(What is being asked):
List every scientific (Latin) name of a fungus that appears in the passage below about mushrooms and toadstools.

(Source text):
######

The New Forest too has seen hordes of fungi-hunters in search of some of the most delicious and valuable of the forest’s 2,700 species of fungi, including some protected by the Wildlife and Countryside Act. 

The New Forest is frequently targeted, as are many National Trust properties across the country.

Over recent decades we Brits picked very few wild mushrooms, although the skills of recognition had been well-known among some country folk. Many people were scared about picking and identifying mushrooms. 

However there are now many courses and less reliable internet guides. Some recent eastern European immigrants tended to have more of the old skills. 

Fungi foraging is still a well-established part of life in the countryside of Poland, Bulgaria, Romania, Russia and Croatia.

Now let’s move away from crude commerce and look at some well-known and familiar mushrooms and toadstools that can brighten a woodland walk or may even grow much nearer home. 

I have a fairy ring of fungi (Marasmius oreades) on my lawn, I had tried to kill them in the past but now I just leave it alone and enjoy it, hoping one day the fairies might actually visit.

Mushrooms or toadstools are two names for the fleshy, spore-bearing fruiting bodies that certain fungi produce. Here are some of the commonest and most distinctive mushrooms that you may come across.

Some of these are deadly poisonous — don’t use these descriptions to identify them for cooking. Never eat fungi unless you are entirely sure of its identity.

Fly agaric, (Amanita muscaria) is our most distinctive and familiar toadstool, with a brilliant red or orange cap covered with white, wart-like spots. 

Underneath the cap, the gills are white. The white stem has a floppy ring and a bulbous base surrounded by fleecy bands. 

Up to eight inches (20cm) across and a foot (30cm) tall, it grows on light soils in mixed woodland and heaths among birch, pine and spruce from the late summer to the first frosts of winter.

The common inkcap, (Coprinopsis atramentaria) has been known to push its way through asphalt and lift the corners of paving slabs. 

It has a fawn-grey conical cap that’s grooved and often split at the edges the stem is white and hollow. It grows up to six inches (17cm) tall in spring to early winter after rain.

The scarlet elf cup (Sarcoscypha coccinea) is also known as fairies’ baths. Like tiny cups or saucers less than two inches (4cm) across. The upper surface is brilliant red, fading with age to orange. 

Scarlet elf cup make a tiny sound when they puff out their spores. They grow on the wetter west side of Britain in early winter to early spring.

Now to the wonderfully named stinkhorn (Phallus impudicus). That Latin name tells you this looks a lot like a human penis. It is recognisable by its foul odour (the fungus not the human thing). 

The stinkhorn’s smell attracts flies that transport its spores. They can grow 10 inches (25cm) tall.

######

(Supplied material):
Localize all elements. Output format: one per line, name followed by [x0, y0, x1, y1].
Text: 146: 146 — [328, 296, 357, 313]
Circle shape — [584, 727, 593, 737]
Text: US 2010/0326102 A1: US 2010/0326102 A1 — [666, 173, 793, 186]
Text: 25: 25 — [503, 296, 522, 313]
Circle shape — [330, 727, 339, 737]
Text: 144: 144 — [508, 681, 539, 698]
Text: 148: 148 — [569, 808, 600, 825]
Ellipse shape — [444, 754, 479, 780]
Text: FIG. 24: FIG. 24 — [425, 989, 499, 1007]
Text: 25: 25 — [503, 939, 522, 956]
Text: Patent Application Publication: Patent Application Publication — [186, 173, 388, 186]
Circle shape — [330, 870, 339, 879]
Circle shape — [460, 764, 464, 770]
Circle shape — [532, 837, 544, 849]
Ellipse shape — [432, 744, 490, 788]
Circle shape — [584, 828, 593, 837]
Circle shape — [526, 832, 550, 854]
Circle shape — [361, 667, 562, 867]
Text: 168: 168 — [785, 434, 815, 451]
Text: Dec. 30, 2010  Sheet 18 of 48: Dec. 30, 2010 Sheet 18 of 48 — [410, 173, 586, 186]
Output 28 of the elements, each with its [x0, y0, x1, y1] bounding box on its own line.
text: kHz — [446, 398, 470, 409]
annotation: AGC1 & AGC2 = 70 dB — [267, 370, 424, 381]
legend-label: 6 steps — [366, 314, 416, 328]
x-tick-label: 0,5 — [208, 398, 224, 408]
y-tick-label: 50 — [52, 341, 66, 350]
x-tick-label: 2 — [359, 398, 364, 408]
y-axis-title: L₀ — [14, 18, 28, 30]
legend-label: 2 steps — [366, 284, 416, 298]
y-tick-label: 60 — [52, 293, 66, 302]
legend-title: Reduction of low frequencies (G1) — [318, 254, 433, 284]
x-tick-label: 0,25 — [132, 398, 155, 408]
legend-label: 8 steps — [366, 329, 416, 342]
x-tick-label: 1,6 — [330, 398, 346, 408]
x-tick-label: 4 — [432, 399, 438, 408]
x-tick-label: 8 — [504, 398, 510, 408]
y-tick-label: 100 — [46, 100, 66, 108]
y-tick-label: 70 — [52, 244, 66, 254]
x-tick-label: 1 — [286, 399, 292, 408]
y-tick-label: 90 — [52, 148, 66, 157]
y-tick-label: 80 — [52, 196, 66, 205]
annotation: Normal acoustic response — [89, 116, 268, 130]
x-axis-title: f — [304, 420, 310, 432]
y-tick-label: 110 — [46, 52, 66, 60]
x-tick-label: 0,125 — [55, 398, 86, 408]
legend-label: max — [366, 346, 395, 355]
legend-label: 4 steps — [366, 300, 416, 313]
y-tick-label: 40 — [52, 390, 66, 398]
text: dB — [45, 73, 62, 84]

######

(Your solution):
Marasmius oreades
Amanita muscaria
Coprinopsis atramentaria
Sarcoscypha coccinea
Phallus impudicus